● **Text shown**
↓↓↓

Right to Review and Respond to New Information Before Final Decision. The final rule prohibits plans from denying benefits on appeal based on new or additional evidence or rationales that were not included when the benefit was denied at the claims stage, unless the claimant is given notice and a fair opportunity to respond.
Avoiding Conflicts of Interest. Plans must ensure that disability benefit claims and appeals are adjudicated in a manner designed to ensure the independence and impartiality of the persons involved in making the decision. For example, a claims adjudicator or medical or vocational expert could not be hired, promoted, terminated or compensated based on the likelihood of the person denying benefit claims.
Deemed Exhaustion of Claims and Appeal Processes. If plans do not adhere to all claims processing rules, the claimant is deemed to have exhausted the administrative remedies available under the plan, unless the violation was the result of a minor error and other specified conditions are met. If the claimant is deemed to have exhausted the administrative remedies available under the plan, the claim or appeal is deemed denied on review without the exercise of discretion by a fiduciary and the claimant may immediately pursue his or her claim in court. The final rule also provides that the plan must treat a claim as re-filed on appeal upon the plan’s receipt of a court’s decision rejecting the claimant’s request for review.
Certain Coverage Rescissions are Adverse Benefit Determinations Subject to the Claims Procedure Protections. Rescissions of coverage, including retroactive terminations due to alleged misrepresentation of fact (e.g. errors in the application for coverage) must be treated as adverse benefit determinations, thereby triggering the plan’s appeals procedures. Rescissions for non-payment of premiums are not covered by this provision.

↑↑↑

● **Given data**
↓↓↓

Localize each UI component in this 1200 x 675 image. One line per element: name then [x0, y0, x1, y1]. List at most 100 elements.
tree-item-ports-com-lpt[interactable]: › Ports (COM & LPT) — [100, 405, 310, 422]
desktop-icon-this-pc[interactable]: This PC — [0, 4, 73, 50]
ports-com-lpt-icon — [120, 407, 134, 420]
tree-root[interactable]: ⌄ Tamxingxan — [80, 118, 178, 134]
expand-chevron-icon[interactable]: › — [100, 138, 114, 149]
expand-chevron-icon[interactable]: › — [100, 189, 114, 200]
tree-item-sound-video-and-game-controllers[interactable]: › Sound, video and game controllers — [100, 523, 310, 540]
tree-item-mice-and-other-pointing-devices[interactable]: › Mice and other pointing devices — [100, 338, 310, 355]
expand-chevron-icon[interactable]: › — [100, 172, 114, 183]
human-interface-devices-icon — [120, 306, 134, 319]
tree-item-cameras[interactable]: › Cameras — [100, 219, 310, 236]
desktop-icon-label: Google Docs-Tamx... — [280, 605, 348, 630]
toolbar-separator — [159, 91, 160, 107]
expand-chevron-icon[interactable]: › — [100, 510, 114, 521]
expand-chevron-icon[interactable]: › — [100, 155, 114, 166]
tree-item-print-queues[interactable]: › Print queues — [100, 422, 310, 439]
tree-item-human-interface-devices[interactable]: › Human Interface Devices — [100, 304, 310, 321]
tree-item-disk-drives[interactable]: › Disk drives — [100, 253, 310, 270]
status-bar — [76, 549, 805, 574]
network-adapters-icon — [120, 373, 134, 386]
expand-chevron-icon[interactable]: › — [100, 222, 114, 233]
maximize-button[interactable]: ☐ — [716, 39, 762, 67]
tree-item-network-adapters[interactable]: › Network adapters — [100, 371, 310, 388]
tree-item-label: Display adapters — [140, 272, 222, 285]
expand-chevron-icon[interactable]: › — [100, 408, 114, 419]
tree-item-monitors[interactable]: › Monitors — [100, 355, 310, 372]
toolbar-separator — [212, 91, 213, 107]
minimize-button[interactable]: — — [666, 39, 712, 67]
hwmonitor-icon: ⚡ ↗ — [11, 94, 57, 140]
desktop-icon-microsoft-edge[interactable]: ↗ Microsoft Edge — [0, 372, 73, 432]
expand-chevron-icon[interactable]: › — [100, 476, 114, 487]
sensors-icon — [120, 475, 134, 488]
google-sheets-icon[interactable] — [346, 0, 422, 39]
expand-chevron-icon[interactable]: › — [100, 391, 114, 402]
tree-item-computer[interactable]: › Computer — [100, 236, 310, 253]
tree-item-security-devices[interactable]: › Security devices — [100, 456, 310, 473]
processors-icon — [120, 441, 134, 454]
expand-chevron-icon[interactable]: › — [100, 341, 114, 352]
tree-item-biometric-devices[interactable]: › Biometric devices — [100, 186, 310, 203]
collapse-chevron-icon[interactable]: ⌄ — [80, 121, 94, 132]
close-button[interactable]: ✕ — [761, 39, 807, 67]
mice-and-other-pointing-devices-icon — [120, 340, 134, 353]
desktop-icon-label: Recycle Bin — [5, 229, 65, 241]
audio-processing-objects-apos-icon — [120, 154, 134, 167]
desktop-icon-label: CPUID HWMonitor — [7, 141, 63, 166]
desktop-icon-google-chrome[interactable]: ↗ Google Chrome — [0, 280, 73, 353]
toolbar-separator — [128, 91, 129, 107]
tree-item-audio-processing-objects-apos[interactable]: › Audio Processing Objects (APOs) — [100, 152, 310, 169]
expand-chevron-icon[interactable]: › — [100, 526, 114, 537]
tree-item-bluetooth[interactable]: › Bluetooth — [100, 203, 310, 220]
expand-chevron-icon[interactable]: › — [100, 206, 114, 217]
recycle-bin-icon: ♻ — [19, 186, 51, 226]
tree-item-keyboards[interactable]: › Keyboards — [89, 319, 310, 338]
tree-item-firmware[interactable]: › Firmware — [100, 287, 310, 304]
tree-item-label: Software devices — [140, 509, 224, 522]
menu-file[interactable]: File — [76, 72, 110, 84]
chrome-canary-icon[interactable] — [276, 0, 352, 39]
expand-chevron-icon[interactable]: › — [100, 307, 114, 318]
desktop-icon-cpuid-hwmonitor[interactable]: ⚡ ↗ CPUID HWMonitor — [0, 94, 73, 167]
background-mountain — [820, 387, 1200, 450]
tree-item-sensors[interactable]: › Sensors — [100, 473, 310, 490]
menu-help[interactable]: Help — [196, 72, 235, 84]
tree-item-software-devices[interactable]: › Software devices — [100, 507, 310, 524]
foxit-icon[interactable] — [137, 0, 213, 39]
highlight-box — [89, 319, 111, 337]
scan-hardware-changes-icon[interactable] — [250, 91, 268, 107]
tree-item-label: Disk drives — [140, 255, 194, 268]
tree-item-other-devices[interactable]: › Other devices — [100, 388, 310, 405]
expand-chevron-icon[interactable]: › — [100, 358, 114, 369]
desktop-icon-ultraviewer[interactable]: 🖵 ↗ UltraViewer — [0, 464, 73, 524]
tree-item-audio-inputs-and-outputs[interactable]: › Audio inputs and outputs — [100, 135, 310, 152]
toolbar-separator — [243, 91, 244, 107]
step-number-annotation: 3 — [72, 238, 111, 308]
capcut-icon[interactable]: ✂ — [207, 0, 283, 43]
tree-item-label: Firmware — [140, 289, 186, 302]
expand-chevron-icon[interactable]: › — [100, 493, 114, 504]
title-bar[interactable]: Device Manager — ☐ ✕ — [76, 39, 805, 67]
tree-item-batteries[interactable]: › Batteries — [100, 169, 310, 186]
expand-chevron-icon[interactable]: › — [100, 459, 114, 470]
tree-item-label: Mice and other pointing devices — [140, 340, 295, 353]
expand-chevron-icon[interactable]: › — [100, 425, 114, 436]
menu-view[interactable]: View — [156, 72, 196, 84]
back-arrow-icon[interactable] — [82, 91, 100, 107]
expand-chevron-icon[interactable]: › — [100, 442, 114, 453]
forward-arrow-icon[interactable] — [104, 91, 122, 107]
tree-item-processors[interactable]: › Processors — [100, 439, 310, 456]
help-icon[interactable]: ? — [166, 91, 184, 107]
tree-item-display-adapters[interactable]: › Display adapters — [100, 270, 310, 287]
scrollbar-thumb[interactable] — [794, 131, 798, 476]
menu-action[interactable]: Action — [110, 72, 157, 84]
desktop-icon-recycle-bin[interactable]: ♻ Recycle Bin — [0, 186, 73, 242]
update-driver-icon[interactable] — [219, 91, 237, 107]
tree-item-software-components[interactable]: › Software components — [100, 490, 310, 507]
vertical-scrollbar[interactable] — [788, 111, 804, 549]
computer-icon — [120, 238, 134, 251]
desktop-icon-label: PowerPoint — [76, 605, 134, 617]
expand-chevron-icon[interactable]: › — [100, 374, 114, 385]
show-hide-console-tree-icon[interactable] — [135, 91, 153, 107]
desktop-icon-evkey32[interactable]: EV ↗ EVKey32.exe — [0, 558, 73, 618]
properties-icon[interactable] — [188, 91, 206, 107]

↑↑↑

● **Work request 1**
According to the text on the disability claims rule, which kind of coverage rescission is not covered by the rescission provision?
● **Work request 2**
Continue the text on the disability claims rule from the point where it ends.
The material isn't needed for this work.

● **Task output 1**
Rescissions for non-payment of premiums.

● **Task output 2**
Notices Written in a Culturally and Linguistically Appropriate Manner. The final rule requires that benefit denial notices have to be provided in a culturally and linguistically appropriate manner in certain situations. The final rule essentially adopts the ACA standard for group health benefit notices. Specifically, if a disability claimant’s address is in a county where 10 percent or more of the population is literate only in the same non-English language, benefit denial notices must include a prominent statement in the relevant non-English language about the availability of language services. The plan would also be required to provide a verbal customer assistance process in the non-English language and provide written notices in the non-English language upon request.
The final rule is effective thirty (30) days after its publication in the Federal Register, and the improvements in the claims procedure process are generally applicable to disability benefit claims submitted on or after April 1, 2018.
Employers sponsoring disability programs will be subject to these rules with respect to disability claims submitted on or after April 1, 2018. Employers should review and timely update their disability plan documents, Summary Plan Descriptions, and other related materials to conform to the new regulation. They should also review the new regulations with their service providers to ensure carriers are prepared to implement the changes in the final regulation.